Your task |
Read through the entries below and copy each line where "blootgesteld" turns up.

(Document page transcript entries)
◆ ◆ ◆ ◆ ◆
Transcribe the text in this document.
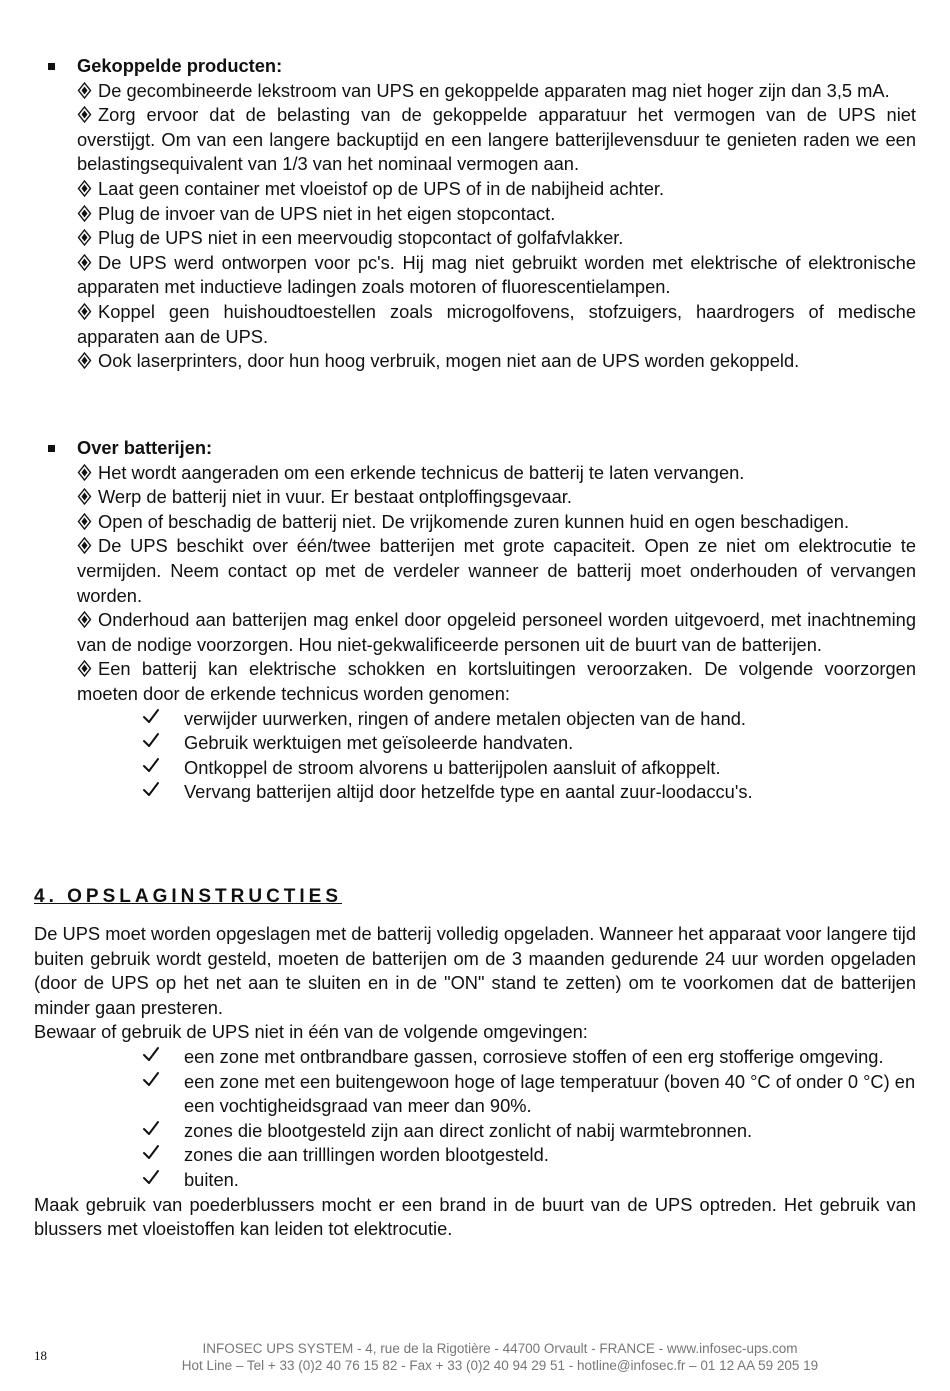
Gekoppelde producten:
De gecombineerde lekstroom van UPS en gekoppelde apparaten mag niet hoger zijn dan 3,5 mA.
Zorg ervoor dat de belasting van de gekoppelde apparatuur het vermogen van de UPS niet overstijgt. Om van een langere backuptijd en een langere batterijlevensduur te genieten raden we een belastingsequivalent van 1/3 van het nominaal vermogen aan.
Laat geen container met vloeistof op de UPS of in de nabijheid achter.
Plug de invoer van de UPS niet in het eigen stopcontact.
Plug de UPS niet in een meervoudig stopcontact of golfafvlakker.
De UPS werd ontworpen voor pc's. Hij mag niet gebruikt worden met elektrische of elektronische apparaten met inductieve ladingen zoals motoren of fluorescentielampen.
Koppel geen huishoudtoestellen zoals microgolfovens, stofzuigers, haardrogers of medische apparaten aan de UPS.
Ook laserprinters, door hun hoog verbruik, mogen niet aan de UPS worden gekoppeld.
Over batterijen:
Het wordt aangeraden om een erkende technicus de batterij te laten vervangen.
Werp de batterij niet in vuur. Er bestaat ontploffingsgevaar.
Open of beschadig de batterij niet. De vrijkomende zuren kunnen huid en ogen beschadigen.
De UPS beschikt over één/twee batterijen met grote capaciteit. Open ze niet om elektrocutie te vermijden. Neem contact op met de verdeler wanneer de batterij moet onderhouden of vervangen worden.
Onderhoud aan batterijen mag enkel door opgeleid personeel worden uitgevoerd, met inachtneming van de nodige voorzorgen. Hou niet-gekwalificeerde personen uit de buurt van de batterijen.
Een batterij kan elektrische schokken en kortsluitingen veroorzaken. De volgende voorzorgen moeten door de erkende technicus worden genomen:
verwijder uurwerken, ringen of andere metalen objecten van de hand.
Gebruik werktuigen met geïsoleerde handvaten.
Ontkoppel de stroom alvorens u batterijpolen aansluit of afkoppelt.
Vervang batterijen altijd door hetzelfde type en aantal zuur-loodaccu's.
4. OPSLAGINSTRUCTIES

De UPS moet worden opgeslagen met de batterij volledig opgeladen. Wanneer het apparaat voor langere tijd buiten gebruik wordt gesteld, moeten de batterijen om de 3 maanden gedurende 24 uur worden opgeladen (door de UPS op het net aan te sluiten en in de "ON" stand te zetten) om te voorkomen dat de batterijen minder gaan presteren.

Bewaar of gebruik de UPS niet in één van de volgende omgevingen:

een zone met ontbrandbare gassen, corrosieve stoffen of een erg stofferige omgeving.
een zone met een buitengewoon hoge of lage temperatuur (boven 40 °C of onder 0 °C) en een vochtigheidsgraad van meer dan 90%.
zones die blootgesteld zijn aan direct zonlicht of nabij warmtebronnen.
zones die aan trilllingen worden blootgesteld.
buiten.

Maak gebruik van poederblussers mocht er een brand in de buurt van de UPS optreden. Het gebruik van blussers met vloeistoffen kan leiden tot elektrocutie.

18	INFOSEC UPS SYSTEM - 4, rue de la Rigotière - 44700 Orvault - FRANCE - www.infosec-ups.com
Hot Line – Tel + 33 (0)2 40 76 15 82 - Fax + 33 (0)2 40 94 29 51 - hotline@infosec.fr – 01 12 AA 59 205 19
◆ ◆ ◆ ◆ ◆
Solution to the problem |
zones die blootgesteld zijn aan direct zonlicht of nabij warmtebronnen.
zones die aan trilllingen worden blootgesteld.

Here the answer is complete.